#### Written request:
Write out every record in full, exactly as written, please.
═════ Data listing ═════
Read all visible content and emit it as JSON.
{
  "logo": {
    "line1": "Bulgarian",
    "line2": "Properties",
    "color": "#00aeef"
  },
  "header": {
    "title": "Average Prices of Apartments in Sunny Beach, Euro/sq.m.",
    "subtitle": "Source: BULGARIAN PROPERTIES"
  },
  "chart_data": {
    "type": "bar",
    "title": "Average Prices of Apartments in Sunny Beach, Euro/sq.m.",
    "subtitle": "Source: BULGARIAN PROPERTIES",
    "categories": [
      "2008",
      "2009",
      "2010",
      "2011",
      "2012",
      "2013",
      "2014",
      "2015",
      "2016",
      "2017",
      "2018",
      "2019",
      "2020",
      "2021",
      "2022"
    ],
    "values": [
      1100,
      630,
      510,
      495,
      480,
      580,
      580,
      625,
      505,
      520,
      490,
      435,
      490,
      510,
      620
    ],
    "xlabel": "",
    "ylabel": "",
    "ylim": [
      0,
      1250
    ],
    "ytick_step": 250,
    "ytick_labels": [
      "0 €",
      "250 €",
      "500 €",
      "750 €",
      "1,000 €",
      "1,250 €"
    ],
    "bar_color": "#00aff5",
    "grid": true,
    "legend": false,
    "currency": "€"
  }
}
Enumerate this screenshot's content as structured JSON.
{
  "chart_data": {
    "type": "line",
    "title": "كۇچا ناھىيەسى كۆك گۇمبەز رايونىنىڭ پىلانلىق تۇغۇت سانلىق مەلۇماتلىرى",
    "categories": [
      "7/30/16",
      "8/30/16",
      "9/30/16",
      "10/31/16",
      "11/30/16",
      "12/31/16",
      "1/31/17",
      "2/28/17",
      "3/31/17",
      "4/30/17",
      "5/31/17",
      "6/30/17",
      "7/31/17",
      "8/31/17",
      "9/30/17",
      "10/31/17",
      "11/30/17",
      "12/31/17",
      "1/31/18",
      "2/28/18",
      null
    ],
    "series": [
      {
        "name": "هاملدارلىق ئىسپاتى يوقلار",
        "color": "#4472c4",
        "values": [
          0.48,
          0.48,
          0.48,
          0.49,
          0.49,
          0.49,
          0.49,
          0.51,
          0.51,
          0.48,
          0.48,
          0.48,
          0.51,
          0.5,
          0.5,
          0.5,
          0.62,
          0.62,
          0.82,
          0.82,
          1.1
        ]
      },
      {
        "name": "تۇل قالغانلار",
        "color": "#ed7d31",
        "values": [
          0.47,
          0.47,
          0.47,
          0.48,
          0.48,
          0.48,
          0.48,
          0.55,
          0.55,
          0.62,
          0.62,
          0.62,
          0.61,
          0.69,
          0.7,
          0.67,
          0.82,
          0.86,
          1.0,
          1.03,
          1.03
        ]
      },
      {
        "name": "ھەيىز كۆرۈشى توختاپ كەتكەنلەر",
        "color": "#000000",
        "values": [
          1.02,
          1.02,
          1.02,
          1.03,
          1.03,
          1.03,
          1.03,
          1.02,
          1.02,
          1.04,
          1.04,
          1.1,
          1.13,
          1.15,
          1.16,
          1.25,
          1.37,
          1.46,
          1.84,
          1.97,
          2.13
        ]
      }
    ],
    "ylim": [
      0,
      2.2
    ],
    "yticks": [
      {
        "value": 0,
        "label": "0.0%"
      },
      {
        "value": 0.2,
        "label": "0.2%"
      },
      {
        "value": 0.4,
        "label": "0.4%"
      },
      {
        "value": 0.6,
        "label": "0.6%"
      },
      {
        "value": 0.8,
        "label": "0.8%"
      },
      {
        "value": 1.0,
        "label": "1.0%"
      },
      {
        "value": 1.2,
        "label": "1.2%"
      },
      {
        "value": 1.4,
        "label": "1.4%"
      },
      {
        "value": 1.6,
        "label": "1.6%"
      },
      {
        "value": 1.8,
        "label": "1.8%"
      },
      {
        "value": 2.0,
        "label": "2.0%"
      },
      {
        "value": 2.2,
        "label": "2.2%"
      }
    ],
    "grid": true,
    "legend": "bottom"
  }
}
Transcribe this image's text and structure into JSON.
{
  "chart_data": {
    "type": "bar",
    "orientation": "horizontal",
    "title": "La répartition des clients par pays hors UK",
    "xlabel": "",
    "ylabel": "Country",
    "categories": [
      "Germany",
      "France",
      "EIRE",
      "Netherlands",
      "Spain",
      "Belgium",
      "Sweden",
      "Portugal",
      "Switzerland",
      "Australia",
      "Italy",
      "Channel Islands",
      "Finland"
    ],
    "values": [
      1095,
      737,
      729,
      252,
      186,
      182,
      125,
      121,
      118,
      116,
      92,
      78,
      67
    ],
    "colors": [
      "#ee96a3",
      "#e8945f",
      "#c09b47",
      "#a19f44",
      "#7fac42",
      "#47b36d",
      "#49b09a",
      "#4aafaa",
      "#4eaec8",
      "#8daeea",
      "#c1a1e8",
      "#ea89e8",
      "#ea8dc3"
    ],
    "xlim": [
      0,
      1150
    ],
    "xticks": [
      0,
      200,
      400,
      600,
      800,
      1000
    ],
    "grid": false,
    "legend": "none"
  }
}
═════
#### Exercise answer:
Read all visible content and emit it as JSON.
{
  "logo": {
    "line1": "Bulgarian",
    "line2": "Properties",
    "color": "#00aeef"
  },
  "header": {
    "title": "Average Prices of Apartments in Sunny Beach, Euro/sq.m.",
    "subtitle": "Source: BULGARIAN PROPERTIES"
  },
  "chart_data": {
    "type": "bar",
    "title": "Average Prices of Apartments in Sunny Beach, Euro/sq.m.",
    "subtitle": "Source: BULGARIAN PROPERTIES",
    "categories": [
      "2008",
      "2009",
      "2010",
      "2011",
      "2012",
      "2013",
      "2014",
      "2015",
      "2016",
      "2017",
      "2018",
      "2019",
      "2020",
      "2021",
      "2022"
    ],
    "values": [
      1100,
      630,
      510,
      495,
      480,
      580,
      580,
      625,
      505,
      520,
      490,
      435,
      490,
      510,
      620
    ],
    "xlabel": "",
    "ylabel": "",
    "ylim": [
      0,
      1250
    ],
    "ytick_step": 250,
    "ytick_labels": [
      "0 €",
      "250 €",
      "500 €",
      "750 €",
      "1,000 €",
      "1,250 €"
    ],
    "bar_color": "#00aff5",
    "grid": true,
    "legend": false,
    "currency": "€"
  }
}
Enumerate this screenshot's content as structured JSON.
{
  "chart_data": {
    "type": "line",
    "title": "كۇچا ناھىيەسى كۆك گۇمبەز رايونىنىڭ پىلانلىق تۇغۇت سانلىق مەلۇماتلىرى",
    "categories": [
      "7/30/16",
      "8/30/16",
      "9/30/16",
      "10/31/16",
      "11/30/16",
      "12/31/16",
      "1/31/17",
      "2/28/17",
      "3/31/17",
      "4/30/17",
      "5/31/17",
      "6/30/17",
      "7/31/17",
      "8/31/17",
      "9/30/17",
      "10/31/17",
      "11/30/17",
      "12/31/17",
      "1/31/18",
      "2/28/18",
      null
    ],
    "series": [
      {
        "name": "هاملدارلىق ئىسپاتى يوقلار",
        "color": "#4472c4",
        "values": [
          0.48,
          0.48,
          0.48,
          0.49,
          0.49,
          0.49,
          0.49,
          0.51,
          0.51,
          0.48,
          0.48,
          0.48,
          0.51,
          0.5,
          0.5,
          0.5,
          0.62,
          0.62,
          0.82,
          0.82,
          1.1
        ]
      },
      {
        "name": "تۇل قالغانلار",
        "color": "#ed7d31",
        "values": [
          0.47,
          0.47,
          0.47,
          0.48,
          0.48,
          0.48,
          0.48,
          0.55,
          0.55,
          0.62,
          0.62,
          0.62,
          0.61,
          0.69,
          0.7,
          0.67,
          0.82,
          0.86,
          1.0,
          1.03,
          1.03
        ]
      },
      {
        "name": "ھەيىز كۆرۈشى توختاپ كەتكەنلەر",
        "color": "#000000",
        "values": [
          1.02,
          1.02,
          1.02,
          1.03,
          1.03,
          1.03,
          1.03,
          1.02,
          1.02,
          1.04,
          1.04,
          1.1,
          1.13,
          1.15,
          1.16,
          1.25,
          1.37,
          1.46,
          1.84,
          1.97,
          2.13
        ]
      }
    ],
    "ylim": [
      0,
      2.2
    ],
    "yticks": [
      {
        "value": 0,
        "label": "0.0%"
      },
      {
        "value": 0.2,
        "label": "0.2%"
      },
      {
        "value": 0.4,
        "label": "0.4%"
      },
      {
        "value": 0.6,
        "label": "0.6%"
      },
      {
        "value": 0.8,
        "label": "0.8%"
      },
      {
        "value": 1.0,
        "label": "1.0%"
      },
      {
        "value": 1.2,
        "label": "1.2%"
      },
      {
        "value": 1.4,
        "label": "1.4%"
      },
      {
        "value": 1.6,
        "label": "1.6%"
      },
      {
        "value": 1.8,
        "label": "1.8%"
      },
      {
        "value": 2.0,
        "label": "2.0%"
      },
      {
        "value": 2.2,
        "label": "2.2%"
      }
    ],
    "grid": true,
    "legend": "bottom"
  }
}
Transcribe this image's text and structure into JSON.
{
  "chart_data": {
    "type": "bar",
    "orientation": "horizontal",
    "title": "La répartition des clients par pays hors UK",
    "xlabel": "",
    "ylabel": "Country",
    "categories": [
      "Germany",
      "France",
      "EIRE",
      "Netherlands",
      "Spain",
      "Belgium",
      "Sweden",
      "Portugal",
      "Switzerland",
      "Australia",
      "Italy",
      "Channel Islands",
      "Finland"
    ],
    "values": [
      1095,
      737,
      729,
      252,
      186,
      182,
      125,
      121,
      118,
      116,
      92,
      78,
      67
    ],
    "colors": [
      "#ee96a3",
      "#e8945f",
      "#c09b47",
      "#a19f44",
      "#7fac42",
      "#47b36d",
      "#49b09a",
      "#4aafaa",
      "#4eaec8",
      "#8daeea",
      "#c1a1e8",
      "#ea89e8",
      "#ea8dc3"
    ],
    "xlim": [
      0,
      1150
    ],
    "xticks": [
      0,
      200,
      400,
      600,
      800,
      1000
    ],
    "grid": false,
    "legend": "none"
  }
}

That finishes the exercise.